--- TASK MATERIAL ---
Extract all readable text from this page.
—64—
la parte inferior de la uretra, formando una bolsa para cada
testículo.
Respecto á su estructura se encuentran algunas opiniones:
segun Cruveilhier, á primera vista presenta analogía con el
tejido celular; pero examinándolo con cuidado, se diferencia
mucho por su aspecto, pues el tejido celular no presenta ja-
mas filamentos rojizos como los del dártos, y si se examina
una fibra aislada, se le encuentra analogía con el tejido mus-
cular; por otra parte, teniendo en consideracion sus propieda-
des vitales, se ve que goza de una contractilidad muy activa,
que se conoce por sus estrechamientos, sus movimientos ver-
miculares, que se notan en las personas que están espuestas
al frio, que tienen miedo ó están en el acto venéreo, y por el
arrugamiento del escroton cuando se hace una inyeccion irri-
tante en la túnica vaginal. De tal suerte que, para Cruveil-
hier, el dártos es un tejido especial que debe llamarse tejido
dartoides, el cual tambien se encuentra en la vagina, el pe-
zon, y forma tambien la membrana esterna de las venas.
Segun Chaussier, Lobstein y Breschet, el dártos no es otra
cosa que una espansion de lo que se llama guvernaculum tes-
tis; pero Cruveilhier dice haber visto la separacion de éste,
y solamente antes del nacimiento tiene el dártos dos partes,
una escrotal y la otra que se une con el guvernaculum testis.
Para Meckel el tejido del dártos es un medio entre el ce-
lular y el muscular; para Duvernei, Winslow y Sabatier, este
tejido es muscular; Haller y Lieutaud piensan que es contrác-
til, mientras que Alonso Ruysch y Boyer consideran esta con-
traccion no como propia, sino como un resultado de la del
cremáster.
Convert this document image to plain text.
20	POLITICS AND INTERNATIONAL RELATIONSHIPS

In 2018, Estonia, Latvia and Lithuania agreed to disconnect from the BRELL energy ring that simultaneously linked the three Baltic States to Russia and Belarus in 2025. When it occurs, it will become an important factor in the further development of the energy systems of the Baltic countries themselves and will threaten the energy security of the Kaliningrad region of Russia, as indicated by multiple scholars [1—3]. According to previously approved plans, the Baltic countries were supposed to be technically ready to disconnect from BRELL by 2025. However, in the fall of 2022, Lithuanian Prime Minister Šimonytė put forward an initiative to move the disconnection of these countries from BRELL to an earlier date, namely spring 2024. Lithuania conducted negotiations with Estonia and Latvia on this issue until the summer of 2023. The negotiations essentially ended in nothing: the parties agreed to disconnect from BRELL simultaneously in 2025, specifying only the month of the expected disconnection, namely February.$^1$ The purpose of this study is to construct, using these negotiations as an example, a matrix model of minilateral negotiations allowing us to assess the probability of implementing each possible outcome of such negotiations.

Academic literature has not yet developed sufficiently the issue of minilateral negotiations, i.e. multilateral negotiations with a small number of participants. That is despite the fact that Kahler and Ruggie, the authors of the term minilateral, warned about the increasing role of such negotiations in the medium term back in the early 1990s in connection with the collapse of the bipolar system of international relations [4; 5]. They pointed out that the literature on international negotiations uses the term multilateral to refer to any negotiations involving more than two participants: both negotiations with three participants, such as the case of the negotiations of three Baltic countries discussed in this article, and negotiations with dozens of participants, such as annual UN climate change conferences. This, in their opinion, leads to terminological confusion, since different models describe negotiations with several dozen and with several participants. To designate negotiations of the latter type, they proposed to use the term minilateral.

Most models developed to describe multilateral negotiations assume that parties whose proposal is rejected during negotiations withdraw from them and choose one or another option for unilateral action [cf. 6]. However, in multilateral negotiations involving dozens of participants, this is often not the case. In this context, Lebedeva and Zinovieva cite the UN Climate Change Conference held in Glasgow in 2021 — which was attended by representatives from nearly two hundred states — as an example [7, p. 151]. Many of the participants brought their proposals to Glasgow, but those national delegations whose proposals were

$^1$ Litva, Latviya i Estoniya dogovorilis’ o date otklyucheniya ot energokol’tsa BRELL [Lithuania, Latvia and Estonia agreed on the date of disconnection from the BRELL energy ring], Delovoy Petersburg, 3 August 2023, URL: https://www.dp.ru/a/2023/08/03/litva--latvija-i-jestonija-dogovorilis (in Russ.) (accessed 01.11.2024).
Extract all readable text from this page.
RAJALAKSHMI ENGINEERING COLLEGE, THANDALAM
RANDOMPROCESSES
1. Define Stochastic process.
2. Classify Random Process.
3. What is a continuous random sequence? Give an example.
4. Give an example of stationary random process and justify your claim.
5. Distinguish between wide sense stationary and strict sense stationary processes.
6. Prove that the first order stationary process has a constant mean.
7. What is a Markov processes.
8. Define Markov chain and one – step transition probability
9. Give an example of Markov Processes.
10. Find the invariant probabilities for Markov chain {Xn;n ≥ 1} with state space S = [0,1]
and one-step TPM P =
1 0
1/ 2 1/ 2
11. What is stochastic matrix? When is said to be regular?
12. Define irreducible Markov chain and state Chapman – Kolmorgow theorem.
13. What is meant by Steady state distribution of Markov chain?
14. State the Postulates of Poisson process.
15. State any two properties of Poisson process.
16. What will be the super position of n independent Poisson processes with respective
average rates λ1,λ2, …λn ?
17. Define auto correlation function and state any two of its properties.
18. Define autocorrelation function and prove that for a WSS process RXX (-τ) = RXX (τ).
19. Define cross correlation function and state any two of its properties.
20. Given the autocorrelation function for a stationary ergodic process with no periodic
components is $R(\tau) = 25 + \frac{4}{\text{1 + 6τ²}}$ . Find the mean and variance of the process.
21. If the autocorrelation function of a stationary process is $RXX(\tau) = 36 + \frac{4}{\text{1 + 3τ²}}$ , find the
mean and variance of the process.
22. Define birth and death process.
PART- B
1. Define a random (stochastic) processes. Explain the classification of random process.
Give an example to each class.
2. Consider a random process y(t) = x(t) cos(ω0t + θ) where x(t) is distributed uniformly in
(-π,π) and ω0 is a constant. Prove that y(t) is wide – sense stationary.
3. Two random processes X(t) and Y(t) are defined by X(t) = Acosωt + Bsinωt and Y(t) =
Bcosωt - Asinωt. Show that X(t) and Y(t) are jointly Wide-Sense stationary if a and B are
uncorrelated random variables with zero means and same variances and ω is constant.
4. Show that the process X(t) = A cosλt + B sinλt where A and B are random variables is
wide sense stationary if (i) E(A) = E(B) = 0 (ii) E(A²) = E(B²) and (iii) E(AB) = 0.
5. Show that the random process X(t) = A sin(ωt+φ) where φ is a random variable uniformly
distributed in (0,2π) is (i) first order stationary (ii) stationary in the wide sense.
---
## REQUIRED WORK
Reproduce each line of the material containing the word "stationary".

## EXERCISE ANSWER
4. Give an example of stationary random process and justify your claim.
5. Distinguish between wide sense stationary and strict sense stationary processes.
6. Prove that the first order stationary process has a constant mean.
20. Given the autocorrelation function for a stationary ergodic process with no periodic
21. If the autocorrelation function of a stationary process is $RXX(\tau) = 36 + \frac{4}{\text{1 + 3τ²}}$ , find the
(-π,π) and ω0 is a constant. Prove that y(t) is wide – sense stationary.
Bcosωt - Asinωt. Show that X(t) and Y(t) are jointly Wide-Sense stationary if a and B are
wide sense stationary if (i) E(A) = E(B) = 0 (ii) E(A²) = E(B²) and (iii) E(AB) = 0.
distributed in (0,2π) is (i) first order stationary (ii) stationary in the wide sense.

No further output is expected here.